**PROBLEM REQUIREMENTS**
Restate the full set of records exactly, without adding or dropping a word.

**DATA SECTION**
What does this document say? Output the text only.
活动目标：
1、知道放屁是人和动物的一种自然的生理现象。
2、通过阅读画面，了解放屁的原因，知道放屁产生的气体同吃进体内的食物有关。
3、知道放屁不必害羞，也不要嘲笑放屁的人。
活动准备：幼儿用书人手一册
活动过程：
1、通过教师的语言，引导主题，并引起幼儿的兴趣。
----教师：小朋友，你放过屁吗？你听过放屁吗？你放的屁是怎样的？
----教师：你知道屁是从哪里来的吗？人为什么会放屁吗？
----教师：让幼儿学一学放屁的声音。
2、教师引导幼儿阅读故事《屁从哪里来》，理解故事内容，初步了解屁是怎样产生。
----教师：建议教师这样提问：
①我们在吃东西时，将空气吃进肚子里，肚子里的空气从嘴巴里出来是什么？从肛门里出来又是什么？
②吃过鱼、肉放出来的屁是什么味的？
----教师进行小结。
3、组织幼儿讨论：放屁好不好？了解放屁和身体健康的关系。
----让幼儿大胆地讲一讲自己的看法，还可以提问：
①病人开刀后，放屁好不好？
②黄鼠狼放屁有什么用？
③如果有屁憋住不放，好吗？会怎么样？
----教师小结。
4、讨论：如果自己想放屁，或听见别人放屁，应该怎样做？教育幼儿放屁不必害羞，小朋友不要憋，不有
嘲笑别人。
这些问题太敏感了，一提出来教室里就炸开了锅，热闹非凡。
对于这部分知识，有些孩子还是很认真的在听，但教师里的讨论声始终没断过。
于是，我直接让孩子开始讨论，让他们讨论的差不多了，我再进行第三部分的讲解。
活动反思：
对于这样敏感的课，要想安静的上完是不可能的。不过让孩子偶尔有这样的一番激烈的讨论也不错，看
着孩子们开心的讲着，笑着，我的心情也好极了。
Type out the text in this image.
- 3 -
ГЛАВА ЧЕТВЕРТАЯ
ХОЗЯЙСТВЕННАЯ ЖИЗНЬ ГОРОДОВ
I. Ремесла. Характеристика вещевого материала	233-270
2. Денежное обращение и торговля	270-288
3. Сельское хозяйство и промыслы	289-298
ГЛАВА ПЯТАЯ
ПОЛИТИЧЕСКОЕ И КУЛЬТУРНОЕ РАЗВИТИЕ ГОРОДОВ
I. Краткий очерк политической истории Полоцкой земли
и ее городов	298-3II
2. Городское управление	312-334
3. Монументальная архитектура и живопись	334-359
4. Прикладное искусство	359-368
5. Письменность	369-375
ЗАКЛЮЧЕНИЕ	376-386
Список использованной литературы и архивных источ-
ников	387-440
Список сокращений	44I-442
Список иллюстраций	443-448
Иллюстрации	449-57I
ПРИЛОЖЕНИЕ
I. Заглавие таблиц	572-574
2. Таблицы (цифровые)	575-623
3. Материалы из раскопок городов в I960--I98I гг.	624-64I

**CORRECT RESPONSE**
What does this document say? Output the text only.
活动目标：
1、知道放屁是人和动物的一种自然的生理现象。
2、通过阅读画面，了解放屁的原因，知道放屁产生的气体同吃进体内的食物有关。
3、知道放屁不必害羞，也不要嘲笑放屁的人。
活动准备：幼儿用书人手一册
活动过程：
1、通过教师的语言，引导主题，并引起幼儿的兴趣。
----教师：小朋友，你放过屁吗？你听过放屁吗？你放的屁是怎样的？
----教师：你知道屁是从哪里来的吗？人为什么会放屁吗？
----教师：让幼儿学一学放屁的声音。
2、教师引导幼儿阅读故事《屁从哪里来》，理解故事内容，初步了解屁是怎样产生。
----教师：建议教师这样提问：
①我们在吃东西时，将空气吃进肚子里，肚子里的空气从嘴巴里出来是什么？从肛门里出来又是什么？
②吃过鱼、肉放出来的屁是什么味的？
----教师进行小结。
3、组织幼儿讨论：放屁好不好？了解放屁和身体健康的关系。
----让幼儿大胆地讲一讲自己的看法，还可以提问：
①病人开刀后，放屁好不好？
②黄鼠狼放屁有什么用？
③如果有屁憋住不放，好吗？会怎么样？
----教师小结。
4、讨论：如果自己想放屁，或听见别人放屁，应该怎样做？教育幼儿放屁不必害羞，小朋友不要憋，不有
嘲笑别人。
这些问题太敏感了，一提出来教室里就炸开了锅，热闹非凡。
对于这部分知识，有些孩子还是很认真的在听，但教师里的讨论声始终没断过。
于是，我直接让孩子开始讨论，让他们讨论的差不多了，我再进行第三部分的讲解。
活动反思：
对于这样敏感的课，要想安静的上完是不可能的。不过让孩子偶尔有这样的一番激烈的讨论也不错，看
着孩子们开心的讲着，笑着，我的心情也好极了。
Type out the text in this image.
- 3 -
ГЛАВА ЧЕТВЕРТАЯ
ХОЗЯЙСТВЕННАЯ ЖИЗНЬ ГОРОДОВ
I. Ремесла. Характеристика вещевого материала	233-270
2. Денежное обращение и торговля	270-288
3. Сельское хозяйство и промыслы	289-298
ГЛАВА ПЯТАЯ
ПОЛИТИЧЕСКОЕ И КУЛЬТУРНОЕ РАЗВИТИЕ ГОРОДОВ
I. Краткий очерк политической истории Полоцкой земли
и ее городов	298-3II
2. Городское управление	312-334
3. Монументальная архитектура и живопись	334-359
4. Прикладное искусство	359-368
5. Письменность	369-375
ЗАКЛЮЧЕНИЕ	376-386
Список использованной литературы и архивных источ-
ников	387-440
Список сокращений	44I-442
Список иллюстраций	443-448
Иллюстрации	449-57I
ПРИЛОЖЕНИЕ
I. Заглавие таблиц	572-574
2. Таблицы (цифровые)	575-623
3. Материалы из раскопок городов в I960--I98I гг.	624-64I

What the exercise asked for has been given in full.